## Exercise aim
Copy each line in which the string "JSON" occurs.

## Data to process
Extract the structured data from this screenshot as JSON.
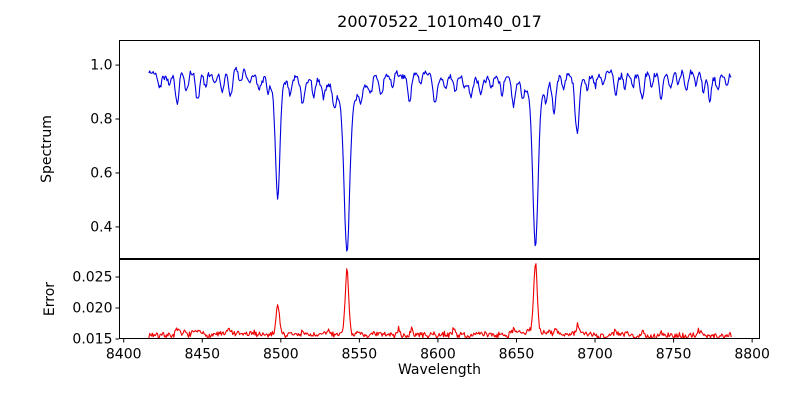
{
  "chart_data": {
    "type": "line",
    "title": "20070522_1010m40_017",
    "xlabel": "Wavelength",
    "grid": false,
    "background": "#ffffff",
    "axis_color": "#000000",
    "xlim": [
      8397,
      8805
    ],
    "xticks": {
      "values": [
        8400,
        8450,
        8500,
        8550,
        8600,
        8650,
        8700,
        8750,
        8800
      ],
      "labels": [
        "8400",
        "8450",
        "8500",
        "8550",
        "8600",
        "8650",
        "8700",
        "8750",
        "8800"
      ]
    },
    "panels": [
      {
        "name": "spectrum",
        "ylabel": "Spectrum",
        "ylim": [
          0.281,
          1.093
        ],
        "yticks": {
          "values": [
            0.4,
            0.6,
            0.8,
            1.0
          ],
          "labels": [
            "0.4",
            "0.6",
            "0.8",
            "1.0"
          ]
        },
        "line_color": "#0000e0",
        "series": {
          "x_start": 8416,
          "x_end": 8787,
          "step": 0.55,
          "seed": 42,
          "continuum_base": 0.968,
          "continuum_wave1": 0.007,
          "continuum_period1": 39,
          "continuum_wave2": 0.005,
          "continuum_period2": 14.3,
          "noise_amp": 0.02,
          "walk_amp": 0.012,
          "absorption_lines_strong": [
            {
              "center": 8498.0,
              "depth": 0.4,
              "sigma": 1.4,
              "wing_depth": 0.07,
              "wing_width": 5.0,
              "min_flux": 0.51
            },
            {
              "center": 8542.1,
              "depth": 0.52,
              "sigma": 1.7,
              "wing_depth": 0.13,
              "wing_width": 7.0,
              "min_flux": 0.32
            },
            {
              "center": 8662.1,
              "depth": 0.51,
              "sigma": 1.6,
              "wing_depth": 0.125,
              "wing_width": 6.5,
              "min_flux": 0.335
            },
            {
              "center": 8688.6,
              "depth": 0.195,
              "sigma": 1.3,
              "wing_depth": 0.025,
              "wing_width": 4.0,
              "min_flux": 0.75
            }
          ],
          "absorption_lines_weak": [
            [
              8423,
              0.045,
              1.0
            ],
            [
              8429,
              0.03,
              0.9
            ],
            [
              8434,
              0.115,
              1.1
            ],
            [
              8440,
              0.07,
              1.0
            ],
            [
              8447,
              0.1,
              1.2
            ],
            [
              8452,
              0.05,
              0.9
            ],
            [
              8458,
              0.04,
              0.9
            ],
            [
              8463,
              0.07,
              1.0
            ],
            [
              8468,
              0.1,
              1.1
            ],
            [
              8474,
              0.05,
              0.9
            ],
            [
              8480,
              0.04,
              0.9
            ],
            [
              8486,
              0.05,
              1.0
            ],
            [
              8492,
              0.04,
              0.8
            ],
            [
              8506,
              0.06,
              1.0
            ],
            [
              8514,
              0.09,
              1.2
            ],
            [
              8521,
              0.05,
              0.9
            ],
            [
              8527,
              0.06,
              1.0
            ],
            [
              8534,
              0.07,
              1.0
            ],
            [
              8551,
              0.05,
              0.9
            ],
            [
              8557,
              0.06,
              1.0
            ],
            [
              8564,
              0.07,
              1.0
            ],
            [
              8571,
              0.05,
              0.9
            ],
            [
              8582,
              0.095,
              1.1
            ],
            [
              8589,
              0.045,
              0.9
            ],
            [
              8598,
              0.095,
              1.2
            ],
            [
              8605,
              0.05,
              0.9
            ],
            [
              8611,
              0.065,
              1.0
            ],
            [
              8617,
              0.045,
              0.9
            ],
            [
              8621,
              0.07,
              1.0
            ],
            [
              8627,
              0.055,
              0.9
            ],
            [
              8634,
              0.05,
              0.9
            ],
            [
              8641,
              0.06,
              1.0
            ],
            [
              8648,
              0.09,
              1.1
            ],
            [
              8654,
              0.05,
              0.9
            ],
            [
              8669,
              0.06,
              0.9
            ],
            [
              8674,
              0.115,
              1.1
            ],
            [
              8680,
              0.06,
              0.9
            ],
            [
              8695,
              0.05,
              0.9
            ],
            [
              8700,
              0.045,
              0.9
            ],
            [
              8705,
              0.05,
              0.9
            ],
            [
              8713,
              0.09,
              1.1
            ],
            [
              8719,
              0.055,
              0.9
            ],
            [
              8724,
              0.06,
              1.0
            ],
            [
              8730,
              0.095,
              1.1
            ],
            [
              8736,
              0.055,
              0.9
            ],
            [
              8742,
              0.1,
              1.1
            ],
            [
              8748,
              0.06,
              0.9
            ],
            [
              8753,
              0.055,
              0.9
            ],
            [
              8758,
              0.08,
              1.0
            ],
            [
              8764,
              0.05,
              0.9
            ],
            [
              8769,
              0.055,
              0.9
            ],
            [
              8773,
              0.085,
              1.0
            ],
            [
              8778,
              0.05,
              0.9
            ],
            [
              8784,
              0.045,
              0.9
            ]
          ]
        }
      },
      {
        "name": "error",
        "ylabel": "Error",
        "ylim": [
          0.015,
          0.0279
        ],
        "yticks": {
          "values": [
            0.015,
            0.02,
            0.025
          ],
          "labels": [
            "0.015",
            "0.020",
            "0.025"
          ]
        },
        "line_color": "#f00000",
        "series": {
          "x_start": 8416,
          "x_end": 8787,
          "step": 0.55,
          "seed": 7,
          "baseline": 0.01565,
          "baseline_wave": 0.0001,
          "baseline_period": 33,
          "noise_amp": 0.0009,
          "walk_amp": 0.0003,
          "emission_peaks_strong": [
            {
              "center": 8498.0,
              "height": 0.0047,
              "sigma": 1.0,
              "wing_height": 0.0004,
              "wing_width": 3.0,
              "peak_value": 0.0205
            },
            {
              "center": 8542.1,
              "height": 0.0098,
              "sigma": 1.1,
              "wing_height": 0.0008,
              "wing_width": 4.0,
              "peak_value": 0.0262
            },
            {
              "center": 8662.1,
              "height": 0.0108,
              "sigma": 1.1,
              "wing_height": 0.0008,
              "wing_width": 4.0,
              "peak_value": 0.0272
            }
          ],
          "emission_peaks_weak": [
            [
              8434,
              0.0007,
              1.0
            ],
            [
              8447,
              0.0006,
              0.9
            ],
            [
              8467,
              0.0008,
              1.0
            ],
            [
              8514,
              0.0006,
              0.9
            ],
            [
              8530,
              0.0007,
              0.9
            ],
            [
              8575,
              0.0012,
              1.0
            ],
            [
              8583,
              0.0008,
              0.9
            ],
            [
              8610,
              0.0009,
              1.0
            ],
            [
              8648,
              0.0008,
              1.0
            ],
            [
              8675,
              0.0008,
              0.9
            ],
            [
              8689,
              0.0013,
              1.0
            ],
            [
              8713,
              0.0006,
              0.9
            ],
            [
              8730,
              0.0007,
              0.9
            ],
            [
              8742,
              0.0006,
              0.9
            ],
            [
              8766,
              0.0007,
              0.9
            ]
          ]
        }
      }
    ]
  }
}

...

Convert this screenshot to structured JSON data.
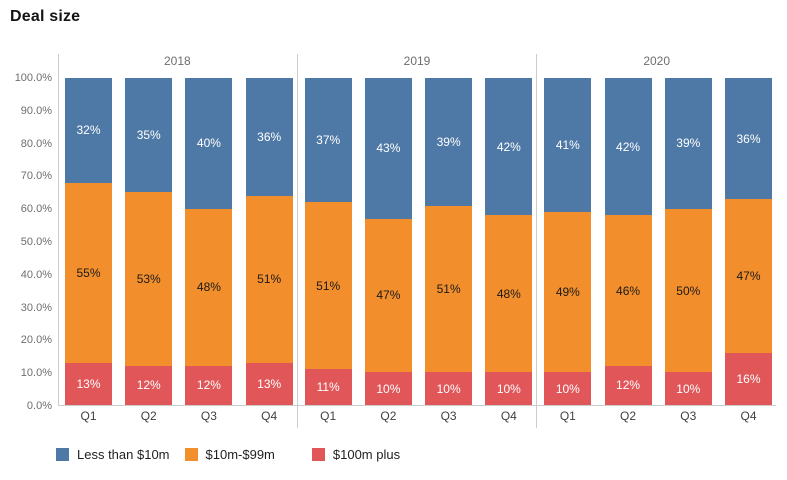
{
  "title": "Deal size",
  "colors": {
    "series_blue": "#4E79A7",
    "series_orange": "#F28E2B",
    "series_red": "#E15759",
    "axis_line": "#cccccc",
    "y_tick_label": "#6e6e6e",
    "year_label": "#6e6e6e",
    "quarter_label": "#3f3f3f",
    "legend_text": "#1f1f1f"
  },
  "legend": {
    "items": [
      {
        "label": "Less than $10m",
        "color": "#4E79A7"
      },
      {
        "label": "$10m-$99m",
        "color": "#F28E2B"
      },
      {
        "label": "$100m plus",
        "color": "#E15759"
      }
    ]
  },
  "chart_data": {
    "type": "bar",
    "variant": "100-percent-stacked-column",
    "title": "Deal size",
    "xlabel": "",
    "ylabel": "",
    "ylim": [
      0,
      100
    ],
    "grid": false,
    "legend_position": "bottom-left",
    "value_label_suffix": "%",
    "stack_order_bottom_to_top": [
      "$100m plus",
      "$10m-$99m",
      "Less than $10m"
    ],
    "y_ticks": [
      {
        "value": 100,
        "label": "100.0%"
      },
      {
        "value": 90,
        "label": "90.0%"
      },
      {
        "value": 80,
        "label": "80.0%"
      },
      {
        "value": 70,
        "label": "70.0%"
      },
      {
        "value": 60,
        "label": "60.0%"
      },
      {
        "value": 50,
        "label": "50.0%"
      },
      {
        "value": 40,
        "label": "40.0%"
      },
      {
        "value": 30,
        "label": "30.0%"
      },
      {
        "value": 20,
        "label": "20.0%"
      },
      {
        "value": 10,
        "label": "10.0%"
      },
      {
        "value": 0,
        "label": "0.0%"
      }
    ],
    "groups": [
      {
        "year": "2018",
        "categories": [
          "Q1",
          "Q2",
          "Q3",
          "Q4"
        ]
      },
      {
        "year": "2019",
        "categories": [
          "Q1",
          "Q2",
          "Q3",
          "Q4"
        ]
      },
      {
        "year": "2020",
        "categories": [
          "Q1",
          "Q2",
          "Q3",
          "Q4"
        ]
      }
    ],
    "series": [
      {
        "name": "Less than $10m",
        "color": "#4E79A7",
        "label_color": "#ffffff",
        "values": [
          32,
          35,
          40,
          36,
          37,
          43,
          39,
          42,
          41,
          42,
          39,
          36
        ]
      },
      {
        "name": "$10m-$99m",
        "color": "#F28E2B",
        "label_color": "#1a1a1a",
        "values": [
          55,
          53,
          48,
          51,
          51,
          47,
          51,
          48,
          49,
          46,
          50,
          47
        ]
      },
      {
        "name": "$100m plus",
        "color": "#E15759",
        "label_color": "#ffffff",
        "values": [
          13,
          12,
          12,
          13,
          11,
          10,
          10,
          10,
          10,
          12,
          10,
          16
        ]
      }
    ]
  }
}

## Written response
Extract the structured data from this screenshot as JSON.
Convert this screenshot to structured JSON data.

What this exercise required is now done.